> TASK INPUT:
· · · ·
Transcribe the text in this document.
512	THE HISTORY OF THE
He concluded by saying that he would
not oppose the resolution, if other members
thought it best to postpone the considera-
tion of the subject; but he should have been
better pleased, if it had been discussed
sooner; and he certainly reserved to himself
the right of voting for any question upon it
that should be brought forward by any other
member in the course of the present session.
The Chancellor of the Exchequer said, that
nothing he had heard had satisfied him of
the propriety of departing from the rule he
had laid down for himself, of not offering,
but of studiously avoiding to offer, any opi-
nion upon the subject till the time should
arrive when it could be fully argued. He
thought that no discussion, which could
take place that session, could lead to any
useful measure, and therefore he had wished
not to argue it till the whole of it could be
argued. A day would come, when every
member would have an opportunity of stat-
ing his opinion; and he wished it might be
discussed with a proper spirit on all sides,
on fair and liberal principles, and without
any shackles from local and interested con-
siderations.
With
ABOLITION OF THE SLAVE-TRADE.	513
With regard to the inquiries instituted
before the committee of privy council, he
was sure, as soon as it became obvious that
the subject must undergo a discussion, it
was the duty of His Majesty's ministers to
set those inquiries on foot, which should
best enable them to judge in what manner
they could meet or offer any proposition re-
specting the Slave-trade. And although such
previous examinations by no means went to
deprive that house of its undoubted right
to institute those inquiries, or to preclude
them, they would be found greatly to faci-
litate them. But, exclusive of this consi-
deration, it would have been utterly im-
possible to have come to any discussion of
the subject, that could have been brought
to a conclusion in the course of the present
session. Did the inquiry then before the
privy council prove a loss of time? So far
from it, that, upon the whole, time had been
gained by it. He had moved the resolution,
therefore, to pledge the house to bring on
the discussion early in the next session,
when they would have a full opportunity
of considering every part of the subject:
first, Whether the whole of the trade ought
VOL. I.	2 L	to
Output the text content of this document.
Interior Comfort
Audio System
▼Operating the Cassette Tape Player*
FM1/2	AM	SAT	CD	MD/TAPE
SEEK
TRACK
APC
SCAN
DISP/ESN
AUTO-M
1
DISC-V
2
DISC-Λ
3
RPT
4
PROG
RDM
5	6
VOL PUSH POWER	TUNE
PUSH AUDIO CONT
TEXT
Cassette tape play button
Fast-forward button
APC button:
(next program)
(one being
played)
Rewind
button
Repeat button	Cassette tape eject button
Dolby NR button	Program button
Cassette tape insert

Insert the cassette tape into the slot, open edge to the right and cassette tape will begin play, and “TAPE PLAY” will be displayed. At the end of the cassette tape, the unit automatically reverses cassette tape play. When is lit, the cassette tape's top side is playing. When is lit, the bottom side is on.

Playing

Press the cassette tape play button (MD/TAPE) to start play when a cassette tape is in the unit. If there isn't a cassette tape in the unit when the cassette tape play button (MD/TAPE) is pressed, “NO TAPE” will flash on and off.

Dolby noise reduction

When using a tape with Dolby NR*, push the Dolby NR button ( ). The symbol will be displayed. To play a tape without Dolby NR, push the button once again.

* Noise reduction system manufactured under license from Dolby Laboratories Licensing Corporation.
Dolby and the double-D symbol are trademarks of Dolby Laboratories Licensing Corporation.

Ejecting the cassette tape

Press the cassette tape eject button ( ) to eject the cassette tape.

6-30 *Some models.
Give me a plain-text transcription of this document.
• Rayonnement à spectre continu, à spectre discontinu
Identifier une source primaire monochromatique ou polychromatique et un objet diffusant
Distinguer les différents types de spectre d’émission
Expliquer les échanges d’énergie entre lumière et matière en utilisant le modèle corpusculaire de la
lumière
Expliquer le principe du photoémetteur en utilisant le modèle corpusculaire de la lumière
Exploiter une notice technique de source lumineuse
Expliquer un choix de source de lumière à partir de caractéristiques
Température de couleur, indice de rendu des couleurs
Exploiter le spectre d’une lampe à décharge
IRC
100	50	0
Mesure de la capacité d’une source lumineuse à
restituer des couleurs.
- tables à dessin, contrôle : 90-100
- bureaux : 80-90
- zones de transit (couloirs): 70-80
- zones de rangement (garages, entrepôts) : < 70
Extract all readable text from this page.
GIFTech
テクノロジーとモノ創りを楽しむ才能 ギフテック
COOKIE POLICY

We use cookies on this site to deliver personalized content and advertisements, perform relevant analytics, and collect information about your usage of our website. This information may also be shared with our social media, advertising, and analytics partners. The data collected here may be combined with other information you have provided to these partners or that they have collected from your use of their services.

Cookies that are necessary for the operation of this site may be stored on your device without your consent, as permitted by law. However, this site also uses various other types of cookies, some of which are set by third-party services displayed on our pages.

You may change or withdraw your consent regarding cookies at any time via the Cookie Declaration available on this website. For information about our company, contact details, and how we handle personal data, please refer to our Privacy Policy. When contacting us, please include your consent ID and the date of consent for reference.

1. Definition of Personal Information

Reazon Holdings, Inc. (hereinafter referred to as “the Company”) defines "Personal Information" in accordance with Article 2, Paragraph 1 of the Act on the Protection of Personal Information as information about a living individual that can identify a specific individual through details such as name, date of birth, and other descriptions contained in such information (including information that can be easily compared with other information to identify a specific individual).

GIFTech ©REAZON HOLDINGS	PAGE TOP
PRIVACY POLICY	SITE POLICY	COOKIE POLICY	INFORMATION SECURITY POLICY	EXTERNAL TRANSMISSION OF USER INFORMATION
· · · ·
> TO BE DONE:
Go through the records above and copy every line with the word "couleurs".

> WORKED SOLUTION:
Température de couleur, indice de rendu des couleurs
restituer des couleurs.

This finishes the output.